> [SET EXERCISE]
Repeat every record below exactly as written.

> [DATA]
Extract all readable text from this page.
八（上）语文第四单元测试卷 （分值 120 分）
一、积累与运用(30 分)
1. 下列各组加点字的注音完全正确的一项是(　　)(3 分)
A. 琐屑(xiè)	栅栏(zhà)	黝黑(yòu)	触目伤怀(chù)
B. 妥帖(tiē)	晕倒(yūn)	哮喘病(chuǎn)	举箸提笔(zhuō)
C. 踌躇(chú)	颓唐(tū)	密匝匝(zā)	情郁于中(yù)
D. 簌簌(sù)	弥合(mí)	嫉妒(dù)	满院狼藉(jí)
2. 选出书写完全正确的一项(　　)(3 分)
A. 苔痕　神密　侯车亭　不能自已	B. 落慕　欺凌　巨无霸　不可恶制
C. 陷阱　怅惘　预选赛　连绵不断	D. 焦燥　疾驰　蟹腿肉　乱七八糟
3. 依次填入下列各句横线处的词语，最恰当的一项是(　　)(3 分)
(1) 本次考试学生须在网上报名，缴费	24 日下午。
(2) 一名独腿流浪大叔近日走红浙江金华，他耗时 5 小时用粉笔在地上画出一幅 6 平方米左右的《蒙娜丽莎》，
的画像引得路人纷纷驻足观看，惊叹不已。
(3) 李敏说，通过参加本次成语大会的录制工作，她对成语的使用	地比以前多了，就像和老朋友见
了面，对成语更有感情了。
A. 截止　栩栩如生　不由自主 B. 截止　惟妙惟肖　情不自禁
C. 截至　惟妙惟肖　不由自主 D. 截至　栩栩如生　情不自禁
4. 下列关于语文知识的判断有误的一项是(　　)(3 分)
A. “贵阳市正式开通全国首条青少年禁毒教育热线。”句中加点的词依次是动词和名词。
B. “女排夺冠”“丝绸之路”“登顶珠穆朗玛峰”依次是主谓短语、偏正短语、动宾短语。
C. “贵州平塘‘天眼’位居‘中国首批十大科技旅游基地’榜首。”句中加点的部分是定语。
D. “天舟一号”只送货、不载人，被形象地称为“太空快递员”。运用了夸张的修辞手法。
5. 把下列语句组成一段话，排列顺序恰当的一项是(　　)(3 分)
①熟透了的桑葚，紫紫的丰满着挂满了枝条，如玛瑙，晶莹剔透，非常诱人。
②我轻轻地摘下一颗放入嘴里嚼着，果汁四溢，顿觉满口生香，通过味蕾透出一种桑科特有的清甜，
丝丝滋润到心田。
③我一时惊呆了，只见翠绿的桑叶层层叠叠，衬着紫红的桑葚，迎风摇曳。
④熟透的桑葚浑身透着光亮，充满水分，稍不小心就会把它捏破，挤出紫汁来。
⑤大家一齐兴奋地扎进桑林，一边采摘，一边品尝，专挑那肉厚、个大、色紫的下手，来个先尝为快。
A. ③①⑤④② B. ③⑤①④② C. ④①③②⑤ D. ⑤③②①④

> [FULL SOLUTION]
Extract all readable text from this page.
八（上）语文第四单元测试卷 （分值 120 分）
一、积累与运用(30 分)
1. 下列各组加点字的注音完全正确的一项是(　　)(3 分)
A. 琐屑(xiè)	栅栏(zhà)	黝黑(yòu)	触目伤怀(chù)
B. 妥帖(tiē)	晕倒(yūn)	哮喘病(chuǎn)	举箸提笔(zhuō)
C. 踌躇(chú)	颓唐(tū)	密匝匝(zā)	情郁于中(yù)
D. 簌簌(sù)	弥合(mí)	嫉妒(dù)	满院狼藉(jí)
2. 选出书写完全正确的一项(　　)(3 分)
A. 苔痕　神密　侯车亭　不能自已	B. 落慕　欺凌　巨无霸　不可恶制
C. 陷阱　怅惘　预选赛　连绵不断	D. 焦燥　疾驰　蟹腿肉　乱七八糟
3. 依次填入下列各句横线处的词语，最恰当的一项是(　　)(3 分)
(1) 本次考试学生须在网上报名，缴费	24 日下午。
(2) 一名独腿流浪大叔近日走红浙江金华，他耗时 5 小时用粉笔在地上画出一幅 6 平方米左右的《蒙娜丽莎》，
的画像引得路人纷纷驻足观看，惊叹不已。
(3) 李敏说，通过参加本次成语大会的录制工作，她对成语的使用	地比以前多了，就像和老朋友见
了面，对成语更有感情了。
A. 截止　栩栩如生　不由自主 B. 截止　惟妙惟肖　情不自禁
C. 截至　惟妙惟肖　不由自主 D. 截至　栩栩如生　情不自禁
4. 下列关于语文知识的判断有误的一项是(　　)(3 分)
A. “贵阳市正式开通全国首条青少年禁毒教育热线。”句中加点的词依次是动词和名词。
B. “女排夺冠”“丝绸之路”“登顶珠穆朗玛峰”依次是主谓短语、偏正短语、动宾短语。
C. “贵州平塘‘天眼’位居‘中国首批十大科技旅游基地’榜首。”句中加点的部分是定语。
D. “天舟一号”只送货、不载人，被形象地称为“太空快递员”。运用了夸张的修辞手法。
5. 把下列语句组成一段话，排列顺序恰当的一项是(　　)(3 分)
①熟透了的桑葚，紫紫的丰满着挂满了枝条，如玛瑙，晶莹剔透，非常诱人。
②我轻轻地摘下一颗放入嘴里嚼着，果汁四溢，顿觉满口生香，通过味蕾透出一种桑科特有的清甜，
丝丝滋润到心田。
③我一时惊呆了，只见翠绿的桑叶层层叠叠，衬着紫红的桑葚，迎风摇曳。
④熟透的桑葚浑身透着光亮，充满水分，稍不小心就会把它捏破，挤出紫汁来。
⑤大家一齐兴奋地扎进桑林，一边采摘，一边品尝，专挑那肉厚、个大、色紫的下手，来个先尝为快。
A. ③①⑤④② B. ③⑤①④② C. ④①③②⑤ D. ⑤③②①④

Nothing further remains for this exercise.